## Try it
Return each line of the entries that mentions the word "individu".

[Transcribed page data]

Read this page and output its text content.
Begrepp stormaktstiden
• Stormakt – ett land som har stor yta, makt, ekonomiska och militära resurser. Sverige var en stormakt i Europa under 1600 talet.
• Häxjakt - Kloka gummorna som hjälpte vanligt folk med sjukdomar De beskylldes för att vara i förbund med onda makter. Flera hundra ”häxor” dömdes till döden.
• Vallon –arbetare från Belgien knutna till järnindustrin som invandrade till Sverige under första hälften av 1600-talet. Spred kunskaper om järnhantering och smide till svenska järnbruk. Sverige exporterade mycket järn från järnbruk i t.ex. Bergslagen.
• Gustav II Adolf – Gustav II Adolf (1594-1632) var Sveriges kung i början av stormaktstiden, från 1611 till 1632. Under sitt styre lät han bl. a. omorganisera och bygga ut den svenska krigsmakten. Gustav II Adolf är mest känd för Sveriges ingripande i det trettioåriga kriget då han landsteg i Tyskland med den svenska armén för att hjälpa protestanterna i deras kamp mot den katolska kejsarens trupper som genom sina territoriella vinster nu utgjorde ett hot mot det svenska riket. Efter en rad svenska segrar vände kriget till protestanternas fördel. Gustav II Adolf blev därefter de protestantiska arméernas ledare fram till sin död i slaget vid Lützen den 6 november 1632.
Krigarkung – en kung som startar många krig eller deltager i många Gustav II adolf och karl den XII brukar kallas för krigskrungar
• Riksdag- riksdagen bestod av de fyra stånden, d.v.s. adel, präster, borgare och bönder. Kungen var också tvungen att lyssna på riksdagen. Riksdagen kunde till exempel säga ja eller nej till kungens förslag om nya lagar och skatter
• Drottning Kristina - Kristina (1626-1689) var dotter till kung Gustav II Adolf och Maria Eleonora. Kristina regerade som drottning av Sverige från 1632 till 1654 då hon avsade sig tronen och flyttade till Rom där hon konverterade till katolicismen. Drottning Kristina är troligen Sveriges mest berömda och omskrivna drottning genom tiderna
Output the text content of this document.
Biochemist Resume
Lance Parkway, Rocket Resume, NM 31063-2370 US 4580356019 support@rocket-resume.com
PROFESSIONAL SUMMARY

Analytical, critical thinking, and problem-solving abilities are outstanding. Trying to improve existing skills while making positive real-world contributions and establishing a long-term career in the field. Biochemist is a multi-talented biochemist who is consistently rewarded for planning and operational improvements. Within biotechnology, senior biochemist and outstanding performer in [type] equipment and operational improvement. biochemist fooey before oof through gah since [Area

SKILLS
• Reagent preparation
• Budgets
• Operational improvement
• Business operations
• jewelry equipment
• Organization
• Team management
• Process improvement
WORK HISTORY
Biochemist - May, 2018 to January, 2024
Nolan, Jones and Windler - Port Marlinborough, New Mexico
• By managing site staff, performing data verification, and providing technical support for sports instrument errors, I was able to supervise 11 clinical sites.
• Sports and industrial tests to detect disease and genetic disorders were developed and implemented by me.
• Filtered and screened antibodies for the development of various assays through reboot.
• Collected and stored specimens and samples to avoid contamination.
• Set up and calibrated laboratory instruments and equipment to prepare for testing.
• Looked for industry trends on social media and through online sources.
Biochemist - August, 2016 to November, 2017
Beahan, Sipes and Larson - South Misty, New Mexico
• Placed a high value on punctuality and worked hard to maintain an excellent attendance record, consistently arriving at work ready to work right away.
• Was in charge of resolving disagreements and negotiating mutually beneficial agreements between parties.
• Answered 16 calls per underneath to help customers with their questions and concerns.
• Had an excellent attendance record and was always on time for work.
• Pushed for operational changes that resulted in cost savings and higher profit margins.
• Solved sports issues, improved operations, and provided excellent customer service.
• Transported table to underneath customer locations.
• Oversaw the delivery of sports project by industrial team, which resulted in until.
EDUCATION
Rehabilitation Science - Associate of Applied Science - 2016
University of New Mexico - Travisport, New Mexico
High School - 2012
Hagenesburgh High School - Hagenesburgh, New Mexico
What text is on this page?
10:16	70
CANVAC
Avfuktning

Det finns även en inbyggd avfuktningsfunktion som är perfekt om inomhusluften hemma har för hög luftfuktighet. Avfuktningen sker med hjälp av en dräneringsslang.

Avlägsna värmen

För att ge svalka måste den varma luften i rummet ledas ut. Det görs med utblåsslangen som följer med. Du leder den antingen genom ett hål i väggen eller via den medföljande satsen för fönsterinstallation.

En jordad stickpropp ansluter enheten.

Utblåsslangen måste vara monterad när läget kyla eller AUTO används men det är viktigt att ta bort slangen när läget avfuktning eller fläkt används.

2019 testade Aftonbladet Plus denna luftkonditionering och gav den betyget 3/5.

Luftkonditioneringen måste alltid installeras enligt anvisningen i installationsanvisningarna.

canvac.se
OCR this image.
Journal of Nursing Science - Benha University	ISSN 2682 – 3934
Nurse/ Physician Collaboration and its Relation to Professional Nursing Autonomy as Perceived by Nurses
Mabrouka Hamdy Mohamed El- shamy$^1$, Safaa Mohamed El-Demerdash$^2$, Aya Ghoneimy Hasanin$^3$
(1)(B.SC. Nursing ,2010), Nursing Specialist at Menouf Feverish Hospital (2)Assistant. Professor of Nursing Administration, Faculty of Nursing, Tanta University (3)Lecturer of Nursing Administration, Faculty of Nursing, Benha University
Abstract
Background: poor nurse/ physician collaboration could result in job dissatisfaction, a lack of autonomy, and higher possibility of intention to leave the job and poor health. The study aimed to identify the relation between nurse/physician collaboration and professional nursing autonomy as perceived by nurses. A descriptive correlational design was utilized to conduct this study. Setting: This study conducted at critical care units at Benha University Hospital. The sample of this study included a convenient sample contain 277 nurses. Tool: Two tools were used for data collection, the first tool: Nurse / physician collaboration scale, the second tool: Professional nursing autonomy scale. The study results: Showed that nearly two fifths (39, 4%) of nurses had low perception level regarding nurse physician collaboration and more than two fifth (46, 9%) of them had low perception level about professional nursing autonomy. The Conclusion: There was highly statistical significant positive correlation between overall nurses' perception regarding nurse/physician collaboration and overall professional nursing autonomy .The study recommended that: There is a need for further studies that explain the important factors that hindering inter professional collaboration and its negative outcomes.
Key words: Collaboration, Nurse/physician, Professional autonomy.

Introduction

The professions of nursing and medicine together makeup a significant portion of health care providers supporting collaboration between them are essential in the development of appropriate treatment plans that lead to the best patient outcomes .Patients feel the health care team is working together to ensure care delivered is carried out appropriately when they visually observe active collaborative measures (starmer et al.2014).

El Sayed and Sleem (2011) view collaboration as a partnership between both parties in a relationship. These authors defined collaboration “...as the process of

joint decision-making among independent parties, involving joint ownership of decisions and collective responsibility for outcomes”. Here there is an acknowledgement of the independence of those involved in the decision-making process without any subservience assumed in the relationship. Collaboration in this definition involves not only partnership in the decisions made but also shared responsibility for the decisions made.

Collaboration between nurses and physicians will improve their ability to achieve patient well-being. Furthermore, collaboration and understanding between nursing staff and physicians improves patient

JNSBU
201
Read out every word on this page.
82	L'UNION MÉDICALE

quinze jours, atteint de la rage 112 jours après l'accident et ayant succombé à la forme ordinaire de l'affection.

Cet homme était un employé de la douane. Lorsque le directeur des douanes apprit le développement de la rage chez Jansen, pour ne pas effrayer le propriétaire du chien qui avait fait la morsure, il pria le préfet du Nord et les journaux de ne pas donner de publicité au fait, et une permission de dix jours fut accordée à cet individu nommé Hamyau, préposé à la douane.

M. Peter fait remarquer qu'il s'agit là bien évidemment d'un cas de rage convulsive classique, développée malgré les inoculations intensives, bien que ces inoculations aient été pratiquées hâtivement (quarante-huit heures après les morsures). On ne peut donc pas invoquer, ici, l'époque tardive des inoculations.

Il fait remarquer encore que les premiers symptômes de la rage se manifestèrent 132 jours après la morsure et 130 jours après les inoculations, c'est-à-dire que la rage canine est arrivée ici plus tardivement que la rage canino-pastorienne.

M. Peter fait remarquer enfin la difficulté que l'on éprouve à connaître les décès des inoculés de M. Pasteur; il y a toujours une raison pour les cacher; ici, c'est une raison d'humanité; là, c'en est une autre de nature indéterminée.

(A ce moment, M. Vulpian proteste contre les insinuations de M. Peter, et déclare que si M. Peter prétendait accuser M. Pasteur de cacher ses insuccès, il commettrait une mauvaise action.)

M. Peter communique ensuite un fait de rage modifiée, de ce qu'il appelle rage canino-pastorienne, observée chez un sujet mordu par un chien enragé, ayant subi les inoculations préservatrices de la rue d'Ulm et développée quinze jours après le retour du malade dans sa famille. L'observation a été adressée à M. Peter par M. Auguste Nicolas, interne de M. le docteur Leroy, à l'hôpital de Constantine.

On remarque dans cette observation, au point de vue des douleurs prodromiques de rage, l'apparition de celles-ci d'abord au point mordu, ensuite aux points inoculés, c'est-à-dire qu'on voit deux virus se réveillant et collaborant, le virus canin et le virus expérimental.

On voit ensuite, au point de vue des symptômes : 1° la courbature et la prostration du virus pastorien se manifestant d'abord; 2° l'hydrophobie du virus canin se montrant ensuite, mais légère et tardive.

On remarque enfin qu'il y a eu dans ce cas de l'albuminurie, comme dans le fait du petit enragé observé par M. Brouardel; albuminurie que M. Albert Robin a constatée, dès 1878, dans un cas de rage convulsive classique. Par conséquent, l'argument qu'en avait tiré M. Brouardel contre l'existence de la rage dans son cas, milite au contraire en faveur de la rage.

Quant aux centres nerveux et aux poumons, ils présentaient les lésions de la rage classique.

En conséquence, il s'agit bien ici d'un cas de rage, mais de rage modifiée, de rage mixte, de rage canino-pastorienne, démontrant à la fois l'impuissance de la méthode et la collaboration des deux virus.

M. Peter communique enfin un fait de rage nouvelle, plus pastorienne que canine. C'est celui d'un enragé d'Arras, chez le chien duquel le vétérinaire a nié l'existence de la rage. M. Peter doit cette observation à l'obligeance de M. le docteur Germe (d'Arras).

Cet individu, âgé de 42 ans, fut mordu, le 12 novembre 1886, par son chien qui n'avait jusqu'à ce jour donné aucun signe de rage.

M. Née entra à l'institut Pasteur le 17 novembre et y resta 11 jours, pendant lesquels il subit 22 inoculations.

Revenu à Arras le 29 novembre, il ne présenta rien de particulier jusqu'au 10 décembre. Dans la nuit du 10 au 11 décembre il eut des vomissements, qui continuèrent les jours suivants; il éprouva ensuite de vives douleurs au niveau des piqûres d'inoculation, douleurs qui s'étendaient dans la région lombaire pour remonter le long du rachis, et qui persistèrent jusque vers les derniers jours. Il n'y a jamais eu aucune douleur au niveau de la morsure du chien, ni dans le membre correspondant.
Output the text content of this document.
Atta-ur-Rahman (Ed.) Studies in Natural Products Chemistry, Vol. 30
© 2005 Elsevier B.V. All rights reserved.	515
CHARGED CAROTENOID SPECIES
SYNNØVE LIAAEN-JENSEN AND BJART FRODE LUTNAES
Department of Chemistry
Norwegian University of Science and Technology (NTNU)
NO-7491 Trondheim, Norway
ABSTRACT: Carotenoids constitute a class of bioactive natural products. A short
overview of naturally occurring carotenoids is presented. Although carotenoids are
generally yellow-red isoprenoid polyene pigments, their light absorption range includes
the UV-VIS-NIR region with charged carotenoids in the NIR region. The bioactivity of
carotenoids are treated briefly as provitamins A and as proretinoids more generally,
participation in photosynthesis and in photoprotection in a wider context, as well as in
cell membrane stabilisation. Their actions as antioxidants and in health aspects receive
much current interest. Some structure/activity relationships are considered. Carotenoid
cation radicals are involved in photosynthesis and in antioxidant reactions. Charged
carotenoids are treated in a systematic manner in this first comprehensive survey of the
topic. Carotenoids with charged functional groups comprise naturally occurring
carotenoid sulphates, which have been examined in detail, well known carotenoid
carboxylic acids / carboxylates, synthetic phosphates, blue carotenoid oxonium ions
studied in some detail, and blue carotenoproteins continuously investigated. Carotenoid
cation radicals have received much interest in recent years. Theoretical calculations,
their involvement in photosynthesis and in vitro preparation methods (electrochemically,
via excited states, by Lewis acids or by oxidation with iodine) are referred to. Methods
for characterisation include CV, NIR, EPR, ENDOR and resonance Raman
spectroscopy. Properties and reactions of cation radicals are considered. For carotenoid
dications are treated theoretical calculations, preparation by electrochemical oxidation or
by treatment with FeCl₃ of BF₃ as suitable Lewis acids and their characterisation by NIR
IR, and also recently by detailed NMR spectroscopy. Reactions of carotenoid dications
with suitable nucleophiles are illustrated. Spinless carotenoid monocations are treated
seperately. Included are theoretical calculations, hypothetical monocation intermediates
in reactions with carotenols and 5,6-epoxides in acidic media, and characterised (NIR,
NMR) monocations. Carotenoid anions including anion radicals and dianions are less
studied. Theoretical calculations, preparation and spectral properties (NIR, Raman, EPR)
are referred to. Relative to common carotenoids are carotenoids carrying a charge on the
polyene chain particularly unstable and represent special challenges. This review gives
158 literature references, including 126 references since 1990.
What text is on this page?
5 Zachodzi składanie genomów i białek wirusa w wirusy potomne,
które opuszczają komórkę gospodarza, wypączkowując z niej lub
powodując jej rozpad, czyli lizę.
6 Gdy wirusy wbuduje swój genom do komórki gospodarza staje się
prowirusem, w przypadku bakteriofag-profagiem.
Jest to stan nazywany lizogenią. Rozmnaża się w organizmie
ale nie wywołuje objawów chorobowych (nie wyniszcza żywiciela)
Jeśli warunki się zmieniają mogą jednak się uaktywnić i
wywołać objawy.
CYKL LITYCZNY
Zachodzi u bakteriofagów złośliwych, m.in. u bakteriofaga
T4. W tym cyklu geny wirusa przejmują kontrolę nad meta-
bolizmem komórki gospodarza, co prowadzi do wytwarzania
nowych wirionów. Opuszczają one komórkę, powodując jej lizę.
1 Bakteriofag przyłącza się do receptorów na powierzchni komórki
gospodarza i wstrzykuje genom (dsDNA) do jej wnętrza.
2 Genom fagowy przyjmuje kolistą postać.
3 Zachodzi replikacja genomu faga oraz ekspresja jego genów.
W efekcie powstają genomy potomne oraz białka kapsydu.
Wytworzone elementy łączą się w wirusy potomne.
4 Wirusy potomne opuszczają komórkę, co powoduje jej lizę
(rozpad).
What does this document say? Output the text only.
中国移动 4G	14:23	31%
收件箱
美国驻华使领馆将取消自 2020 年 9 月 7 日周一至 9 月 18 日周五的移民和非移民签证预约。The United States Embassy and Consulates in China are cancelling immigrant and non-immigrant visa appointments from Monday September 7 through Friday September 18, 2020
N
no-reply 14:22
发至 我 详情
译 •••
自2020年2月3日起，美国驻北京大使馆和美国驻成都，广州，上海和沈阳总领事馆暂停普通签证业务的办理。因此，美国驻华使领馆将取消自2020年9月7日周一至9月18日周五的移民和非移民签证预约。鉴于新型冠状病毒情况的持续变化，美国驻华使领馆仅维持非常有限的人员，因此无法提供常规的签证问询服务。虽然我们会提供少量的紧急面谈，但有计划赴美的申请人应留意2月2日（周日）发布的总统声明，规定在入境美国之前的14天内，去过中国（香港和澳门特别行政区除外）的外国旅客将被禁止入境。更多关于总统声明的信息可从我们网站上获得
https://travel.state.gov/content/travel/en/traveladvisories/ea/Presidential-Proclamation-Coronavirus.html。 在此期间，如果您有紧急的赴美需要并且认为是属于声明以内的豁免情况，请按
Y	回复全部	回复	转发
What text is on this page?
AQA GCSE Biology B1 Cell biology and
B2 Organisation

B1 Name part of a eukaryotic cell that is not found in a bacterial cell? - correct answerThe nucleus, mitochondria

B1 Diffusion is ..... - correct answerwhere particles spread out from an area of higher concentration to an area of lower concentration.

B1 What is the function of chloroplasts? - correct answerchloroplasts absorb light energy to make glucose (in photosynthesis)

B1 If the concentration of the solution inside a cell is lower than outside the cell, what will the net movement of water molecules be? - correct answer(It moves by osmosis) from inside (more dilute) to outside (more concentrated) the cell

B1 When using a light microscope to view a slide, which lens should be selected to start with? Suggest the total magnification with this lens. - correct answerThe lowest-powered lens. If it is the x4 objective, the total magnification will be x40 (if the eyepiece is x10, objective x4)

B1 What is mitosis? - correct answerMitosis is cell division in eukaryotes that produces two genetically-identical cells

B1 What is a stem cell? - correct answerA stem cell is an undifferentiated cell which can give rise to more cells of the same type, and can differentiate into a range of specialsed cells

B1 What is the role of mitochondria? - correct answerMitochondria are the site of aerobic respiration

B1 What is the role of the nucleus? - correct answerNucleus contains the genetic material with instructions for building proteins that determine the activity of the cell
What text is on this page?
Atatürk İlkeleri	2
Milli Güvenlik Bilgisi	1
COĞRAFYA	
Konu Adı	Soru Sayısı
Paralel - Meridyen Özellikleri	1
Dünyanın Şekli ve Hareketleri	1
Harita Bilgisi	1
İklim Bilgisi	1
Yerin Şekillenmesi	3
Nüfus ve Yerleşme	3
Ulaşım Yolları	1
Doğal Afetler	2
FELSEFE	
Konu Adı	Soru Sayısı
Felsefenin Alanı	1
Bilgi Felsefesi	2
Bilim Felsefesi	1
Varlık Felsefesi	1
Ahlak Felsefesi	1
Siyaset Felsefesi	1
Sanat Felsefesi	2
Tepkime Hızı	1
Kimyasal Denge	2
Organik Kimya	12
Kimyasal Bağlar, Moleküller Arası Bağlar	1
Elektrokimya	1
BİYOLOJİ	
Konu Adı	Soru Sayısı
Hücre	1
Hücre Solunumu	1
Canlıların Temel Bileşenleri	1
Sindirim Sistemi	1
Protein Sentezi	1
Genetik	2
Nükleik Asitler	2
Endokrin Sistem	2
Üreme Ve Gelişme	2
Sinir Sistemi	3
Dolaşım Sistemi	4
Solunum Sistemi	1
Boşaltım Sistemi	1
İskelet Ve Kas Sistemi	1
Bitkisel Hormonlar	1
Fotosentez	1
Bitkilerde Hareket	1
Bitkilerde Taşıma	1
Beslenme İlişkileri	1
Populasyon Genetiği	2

## Solution to the exercise
Cet homme était un employé de la douane. Lorsque le directeur des douanes apprit le développement de la rage chez Jansen, pour ne pas effrayer le propriétaire du chien qui avait fait la morsure, il pria le préfet du Nord et les journaux de ne pas donner de publicité au fait, et une permission de dix jours fut accordée à cet individu nommé Hamyau, préposé à la douane.
Cet individu, âgé de 42 ans, fut mordu, le 12 novembre 1886, par son chien qui n'avait jusqu'à ce jour donné aucun signe de rage.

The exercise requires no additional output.